> [Items from a dataset]:
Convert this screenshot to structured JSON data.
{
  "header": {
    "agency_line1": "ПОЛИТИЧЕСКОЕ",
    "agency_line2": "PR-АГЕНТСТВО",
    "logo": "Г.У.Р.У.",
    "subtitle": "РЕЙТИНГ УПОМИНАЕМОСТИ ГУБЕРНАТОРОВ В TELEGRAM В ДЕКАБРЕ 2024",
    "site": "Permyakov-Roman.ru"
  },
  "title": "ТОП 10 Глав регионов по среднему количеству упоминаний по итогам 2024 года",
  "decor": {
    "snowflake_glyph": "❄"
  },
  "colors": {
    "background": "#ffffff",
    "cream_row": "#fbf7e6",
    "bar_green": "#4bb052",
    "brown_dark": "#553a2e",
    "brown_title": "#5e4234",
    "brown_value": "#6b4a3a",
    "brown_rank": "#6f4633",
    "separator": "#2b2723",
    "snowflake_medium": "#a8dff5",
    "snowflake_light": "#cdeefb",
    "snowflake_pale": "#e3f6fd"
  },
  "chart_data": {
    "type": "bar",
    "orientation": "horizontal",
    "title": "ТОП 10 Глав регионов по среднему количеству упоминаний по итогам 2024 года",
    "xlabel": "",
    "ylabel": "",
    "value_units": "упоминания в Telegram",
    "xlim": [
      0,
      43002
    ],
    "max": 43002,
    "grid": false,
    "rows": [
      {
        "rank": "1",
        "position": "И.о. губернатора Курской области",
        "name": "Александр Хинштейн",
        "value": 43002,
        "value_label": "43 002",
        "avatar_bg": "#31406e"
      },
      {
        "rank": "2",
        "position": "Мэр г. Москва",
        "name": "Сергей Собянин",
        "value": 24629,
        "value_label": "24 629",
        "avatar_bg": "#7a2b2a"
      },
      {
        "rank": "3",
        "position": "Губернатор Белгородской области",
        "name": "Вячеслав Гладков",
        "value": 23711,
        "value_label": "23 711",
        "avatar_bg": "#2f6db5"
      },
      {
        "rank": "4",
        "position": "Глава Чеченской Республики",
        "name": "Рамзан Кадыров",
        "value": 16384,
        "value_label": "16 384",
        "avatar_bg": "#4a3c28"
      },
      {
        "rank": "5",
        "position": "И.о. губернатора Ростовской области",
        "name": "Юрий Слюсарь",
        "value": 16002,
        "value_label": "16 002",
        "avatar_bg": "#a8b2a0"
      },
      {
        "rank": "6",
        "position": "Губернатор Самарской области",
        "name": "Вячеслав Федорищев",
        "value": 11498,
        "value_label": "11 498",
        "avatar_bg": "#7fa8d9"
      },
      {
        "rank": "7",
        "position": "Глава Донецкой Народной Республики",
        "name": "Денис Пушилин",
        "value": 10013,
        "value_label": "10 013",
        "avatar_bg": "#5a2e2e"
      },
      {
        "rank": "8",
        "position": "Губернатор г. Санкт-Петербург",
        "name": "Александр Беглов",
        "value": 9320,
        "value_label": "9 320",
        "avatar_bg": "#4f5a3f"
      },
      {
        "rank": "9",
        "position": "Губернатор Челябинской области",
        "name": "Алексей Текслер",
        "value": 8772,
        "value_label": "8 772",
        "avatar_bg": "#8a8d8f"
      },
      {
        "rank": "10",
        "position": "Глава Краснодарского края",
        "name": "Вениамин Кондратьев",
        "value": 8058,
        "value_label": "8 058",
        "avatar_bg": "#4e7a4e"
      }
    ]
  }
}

> [WHAT IS BEING ASKED]: Copy every record exactly, with nothing added or dropped.

> [REPLY TO THE EXERCISE]:
Convert this screenshot to structured JSON data.
{
  "header": {
    "agency_line1": "ПОЛИТИЧЕСКОЕ",
    "agency_line2": "PR-АГЕНТСТВО",
    "logo": "Г.У.Р.У.",
    "subtitle": "РЕЙТИНГ УПОМИНАЕМОСТИ ГУБЕРНАТОРОВ В TELEGRAM В ДЕКАБРЕ 2024",
    "site": "Permyakov-Roman.ru"
  },
  "title": "ТОП 10 Глав регионов по среднему количеству упоминаний по итогам 2024 года",
  "decor": {
    "snowflake_glyph": "❄"
  },
  "colors": {
    "background": "#ffffff",
    "cream_row": "#fbf7e6",
    "bar_green": "#4bb052",
    "brown_dark": "#553a2e",
    "brown_title": "#5e4234",
    "brown_value": "#6b4a3a",
    "brown_rank": "#6f4633",
    "separator": "#2b2723",
    "snowflake_medium": "#a8dff5",
    "snowflake_light": "#cdeefb",
    "snowflake_pale": "#e3f6fd"
  },
  "chart_data": {
    "type": "bar",
    "orientation": "horizontal",
    "title": "ТОП 10 Глав регионов по среднему количеству упоминаний по итогам 2024 года",
    "xlabel": "",
    "ylabel": "",
    "value_units": "упоминания в Telegram",
    "xlim": [
      0,
      43002
    ],
    "max": 43002,
    "grid": false,
    "rows": [
      {
        "rank": "1",
        "position": "И.о. губернатора Курской области",
        "name": "Александр Хинштейн",
        "value": 43002,
        "value_label": "43 002",
        "avatar_bg": "#31406e"
      },
      {
        "rank": "2",
        "position": "Мэр г. Москва",
        "name": "Сергей Собянин",
        "value": 24629,
        "value_label": "24 629",
        "avatar_bg": "#7a2b2a"
      },
      {
        "rank": "3",
        "position": "Губернатор Белгородской области",
        "name": "Вячеслав Гладков",
        "value": 23711,
        "value_label": "23 711",
        "avatar_bg": "#2f6db5"
      },
      {
        "rank": "4",
        "position": "Глава Чеченской Республики",
        "name": "Рамзан Кадыров",
        "value": 16384,
        "value_label": "16 384",
        "avatar_bg": "#4a3c28"
      },
      {
        "rank": "5",
        "position": "И.о. губернатора Ростовской области",
        "name": "Юрий Слюсарь",
        "value": 16002,
        "value_label": "16 002",
        "avatar_bg": "#a8b2a0"
      },
      {
        "rank": "6",
        "position": "Губернатор Самарской области",
        "name": "Вячеслав Федорищев",
        "value": 11498,
        "value_label": "11 498",
        "avatar_bg": "#7fa8d9"
      },
      {
        "rank": "7",
        "position": "Глава Донецкой Народной Республики",
        "name": "Денис Пушилин",
        "value": 10013,
        "value_label": "10 013",
        "avatar_bg": "#5a2e2e"
      },
      {
        "rank": "8",
        "position": "Губернатор г. Санкт-Петербург",
        "name": "Александр Беглов",
        "value": 9320,
        "value_label": "9 320",
        "avatar_bg": "#4f5a3f"
      },
      {
        "rank": "9",
        "position": "Губернатор Челябинской области",
        "name": "Алексей Текслер",
        "value": 8772,
        "value_label": "8 772",
        "avatar_bg": "#8a8d8f"
      },
      {
        "rank": "10",
        "position": "Глава Краснодарского края",
        "name": "Вениамин Кондратьев",
        "value": 8058,
        "value_label": "8 058",
        "avatar_bg": "#4e7a4e"
      }
    ]
  }
}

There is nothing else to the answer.